_Material provided_:
-------------------------
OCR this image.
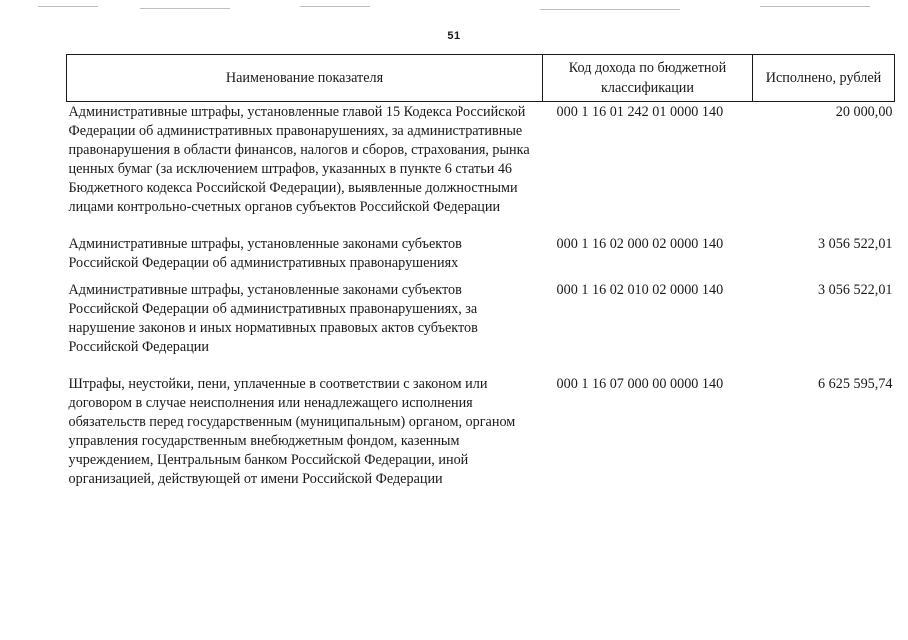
51
Наименование показателя	Код дохода по бюджетной классификации	Исполнено, рублей
Административные штрафы, установленные главой 15 Кодекса Российской Федерации об административных правонарушениях, за административные правонарушения в области финансов, налогов и сборов, страхования, рынка ценных бумаг (за исключением штрафов, указанных в пункте 6 статьи 46 Бюджетного кодекса Российской Федерации), выявленные должностными лицами контрольно-счетных органов субъектов Российской Федерации	000 1 16 01 242 01 0000 140	20 000,00
Административные штрафы, установленные законами субъектов Российской Федерации об административных правонарушениях	000 1 16 02 000 02 0000 140	3 056 522,01
Административные штрафы, установленные законами субъектов Российской Федерации об административных правонарушениях, за нарушение законов и иных нормативных правовых актов субъектов Российской Федерации	000 1 16 02 010 02 0000 140	3 056 522,01
Штрафы, неустойки, пени, уплаченные в соответствии с законом или договором в случае неисполнения или ненадлежащего исполнения обязательств перед государственным (муниципальным) органом, органом управления государственным внебюджетным фондом, казенным учреждением, Центральным банком Российской Федерации, иной организацией, действующей от имени Российской Федерации	000 1 16 07 000 00 0000 140	6 625 595,74
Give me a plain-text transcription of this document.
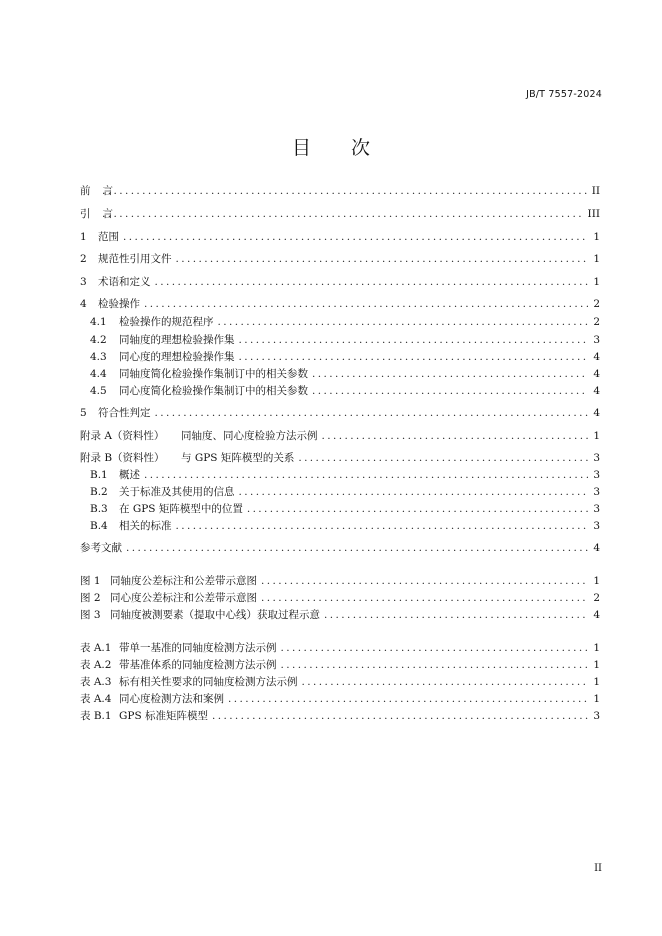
JB/T 7557-2024
目 次
前言 .....	II
引言 .....	III
1	范围 .....	1
2	规范性引用文件 .....	1
3	术语和定义 .....	1
4	检验操作 .....	2
4.1	检验操作的规范程序 .....	2
4.2	同轴度的理想检验操作集 .....	3
4.3	同心度的理想检验操作集 .....	4
4.4	同轴度简化检验操作集制订中的相关参数 .....	4
4.5	同心度简化检验操作集制订中的相关参数 .....	4
5	符合性判定 .....	4
附录 A（资料性）	同轴度、同心度检验方法示例 .....	1
附录 B（资料性）	与 GPS 矩阵模型的关系 .....	3
B.1	概述 .....	3
B.2	关于标准及其使用的信息 .....	3
B.3	在 GPS 矩阵模型中的位置 .....	3
B.4	相关的标准 .....	3
参考文献 .....	4
图 1 同轴度公差标注和公差带示意图 .....	1
图 2 同心度公差标注和公差带示意图 .....	2
图 3 同轴度被测要素（提取中心线）获取过程示意 .....	4
表 A.1 带单一基准的同轴度检测方法示例 .....	1
表 A.2 带基准体系的同轴度检测方法示例 .....	1
表 A.3 标有相关性要求的同轴度检测方法示例 .....	1
表 A.4 同心度检测方法和案例 .....	1
表 B.1 GPS 标准矩阵模型 .....	3
II
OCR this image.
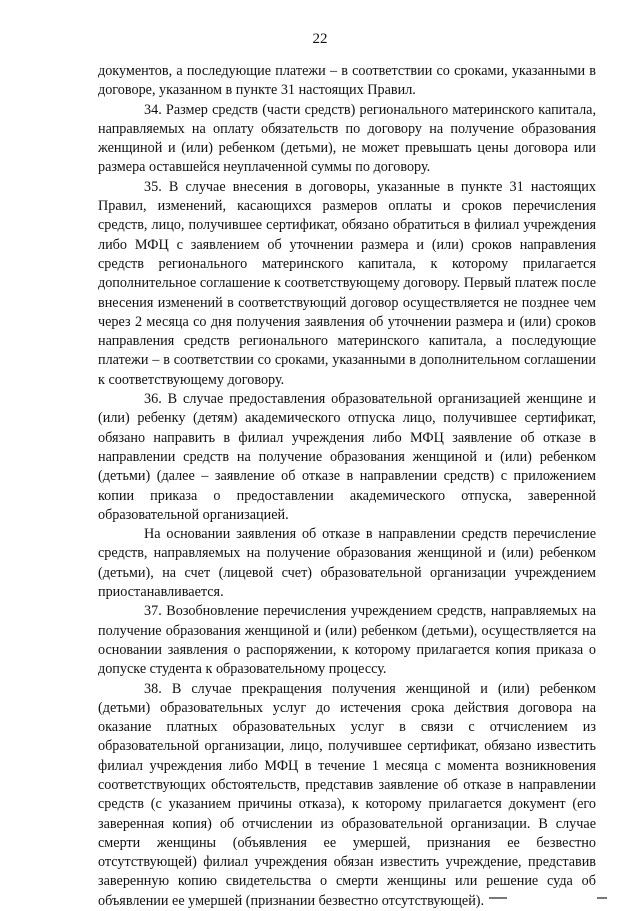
22

документов, а последующие платежи – в соответствии со сроками, указанными в договоре, указанном в пункте 31 настоящих Правил.

34. Размер средств (части средств) регионального материнского капитала, направляемых на оплату обязательств по договору на получение образования женщиной и (или) ребенком (детьми), не может превышать цены договора или размера оставшейся неуплаченной суммы по договору.

35. В случае внесения в договоры, указанные в пункте 31 настоящих Правил, изменений, касающихся размеров оплаты и сроков перечисления средств, лицо, получившее сертификат, обязано обратиться в филиал учреждения либо МФЦ с заявлением об уточнении размера и (или) сроков направления средств регионального материнского капитала, к которому прилагается дополнительное соглашение к соответствующему договору. Первый платеж после внесения изменений в соответствующий договор осуществляется не позднее чем через 2 месяца со дня получения заявления об уточнении размера и (или) сроков направления средств регионального материнского капитала, а последующие платежи – в соответствии со сроками, указанными в дополнительном соглашении к соответствующему договору.

36. В случае предоставления образовательной организацией женщине и (или) ребенку (детям) академического отпуска лицо, получившее сертификат, обязано направить в филиал учреждения либо МФЦ заявление об отказе в направлении средств на получение образования женщиной и (или) ребенком (детьми) (далее – заявление об отказе в направлении средств) с приложением копии приказа о предоставлении академического отпуска, заверенной образовательной организацией.

На основании заявления об отказе в направлении средств перечисление средств, направляемых на получение образования женщиной и (или) ребенком (детьми), на счет (лицевой счет) образовательной организации учреждением приостанавливается.

37. Возобновление перечисления учреждением средств, направляемых на получение образования женщиной и (или) ребенком (детьми), осуществляется на основании заявления о распоряжении, к которому прилагается копия приказа о допуске студента к образовательному процессу.

38. В случае прекращения получения женщиной и (или) ребенком (детьми) образовательных услуг до истечения срока действия договора на оказание платных образовательных услуг в связи с отчислением из образовательной организации, лицо, получившее сертификат, обязано известить филиал учреждения либо МФЦ в течение 1 месяца с момента возникновения соответствующих обстоятельств, представив заявление об отказе в направлении средств (с указанием причины отказа), к которому прилагается документ (его заверенная копия) об отчислении из образовательной организации. В случае смерти женщины (объявления ее умершей, признания ее безвестно отсутствующей) филиал учреждения обязан известить учреждение, представив заверенную копию свидетельства о смерти женщины или решение суда об объявлении ее умершей (признании безвестно отсутствующей).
-------------------------
_Set exercise_:
Pictures stay out; reproduce every line of the records exactly.

_Solution_:
OCR this image.
51
Наименование показателя	Код дохода по бюджетной классификации	Исполнено, рублей
Административные штрафы, установленные главой 15 Кодекса Российской Федерации об административных правонарушениях, за административные правонарушения в области финансов, налогов и сборов, страхования, рынка ценных бумаг (за исключением штрафов, указанных в пункте 6 статьи 46 Бюджетного кодекса Российской Федерации), выявленные должностными лицами контрольно-счетных органов субъектов Российской Федерации	000 1 16 01 242 01 0000 140	20 000,00
Административные штрафы, установленные законами субъектов Российской Федерации об административных правонарушениях	000 1 16 02 000 02 0000 140	3 056 522,01
Административные штрафы, установленные законами субъектов Российской Федерации об административных правонарушениях, за нарушение законов и иных нормативных правовых актов субъектов Российской Федерации	000 1 16 02 010 02 0000 140	3 056 522,01
Штрафы, неустойки, пени, уплаченные в соответствии с законом или договором в случае неисполнения или ненадлежащего исполнения обязательств перед государственным (муниципальным) органом, органом управления государственным внебюджетным фондом, казенным учреждением, Центральным банком Российской Федерации, иной организацией, действующей от имени Российской Федерации	000 1 16 07 000 00 0000 140	6 625 595,74
Give me a plain-text transcription of this document.
JB/T 7557-2024
目 次
前言 .....	II
引言 .....	III
1	范围 .....	1
2	规范性引用文件 .....	1
3	术语和定义 .....	1
4	检验操作 .....	2
4.1	检验操作的规范程序 .....	2
4.2	同轴度的理想检验操作集 .....	3
4.3	同心度的理想检验操作集 .....	4
4.4	同轴度简化检验操作集制订中的相关参数 .....	4
4.5	同心度简化检验操作集制订中的相关参数 .....	4
5	符合性判定 .....	4
附录 A（资料性）	同轴度、同心度检验方法示例 .....	1
附录 B（资料性）	与 GPS 矩阵模型的关系 .....	3
B.1	概述 .....	3
B.2	关于标准及其使用的信息 .....	3
B.3	在 GPS 矩阵模型中的位置 .....	3
B.4	相关的标准 .....	3
参考文献 .....	4
图 1 同轴度公差标注和公差带示意图 .....	1
图 2 同心度公差标注和公差带示意图 .....	2
图 3 同轴度被测要素（提取中心线）获取过程示意 .....	4
表 A.1 带单一基准的同轴度检测方法示例 .....	1
表 A.2 带基准体系的同轴度检测方法示例 .....	1
表 A.3 标有相关性要求的同轴度检测方法示例 .....	1
表 A.4 同心度检测方法和案例 .....	1
表 B.1 GPS 标准矩阵模型 .....	3
II
OCR this image.
22

документов, а последующие платежи – в соответствии со сроками, указанными в договоре, указанном в пункте 31 настоящих Правил.

34. Размер средств (части средств) регионального материнского капитала, направляемых на оплату обязательств по договору на получение образования женщиной и (или) ребенком (детьми), не может превышать цены договора или размера оставшейся неуплаченной суммы по договору.

35. В случае внесения в договоры, указанные в пункте 31 настоящих Правил, изменений, касающихся размеров оплаты и сроков перечисления средств, лицо, получившее сертификат, обязано обратиться в филиал учреждения либо МФЦ с заявлением об уточнении размера и (или) сроков направления средств регионального материнского капитала, к которому прилагается дополнительное соглашение к соответствующему договору. Первый платеж после внесения изменений в соответствующий договор осуществляется не позднее чем через 2 месяца со дня получения заявления об уточнении размера и (или) сроков направления средств регионального материнского капитала, а последующие платежи – в соответствии со сроками, указанными в дополнительном соглашении к соответствующему договору.

36. В случае предоставления образовательной организацией женщине и (или) ребенку (детям) академического отпуска лицо, получившее сертификат, обязано направить в филиал учреждения либо МФЦ заявление об отказе в направлении средств на получение образования женщиной и (или) ребенком (детьми) (далее – заявление об отказе в направлении средств) с приложением копии приказа о предоставлении академического отпуска, заверенной образовательной организацией.

На основании заявления об отказе в направлении средств перечисление средств, направляемых на получение образования женщиной и (или) ребенком (детьми), на счет (лицевой счет) образовательной организации учреждением приостанавливается.

37. Возобновление перечисления учреждением средств, направляемых на получение образования женщиной и (или) ребенком (детьми), осуществляется на основании заявления о распоряжении, к которому прилагается копия приказа о допуске студента к образовательному процессу.

38. В случае прекращения получения женщиной и (или) ребенком (детьми) образовательных услуг до истечения срока действия договора на оказание платных образовательных услуг в связи с отчислением из образовательной организации, лицо, получившее сертификат, обязано известить филиал учреждения либо МФЦ в течение 1 месяца с момента возникновения соответствующих обстоятельств, представив заявление об отказе в направлении средств (с указанием причины отказа), к которому прилагается документ (его заверенная копия) об отчислении из образовательной организации. В случае смерти женщины (объявления ее умершей, признания ее безвестно отсутствующей) филиал учреждения обязан известить учреждение, представив заверенную копию свидетельства о смерти женщины или решение суда об объявлении ее умершей (признании безвестно отсутствующей).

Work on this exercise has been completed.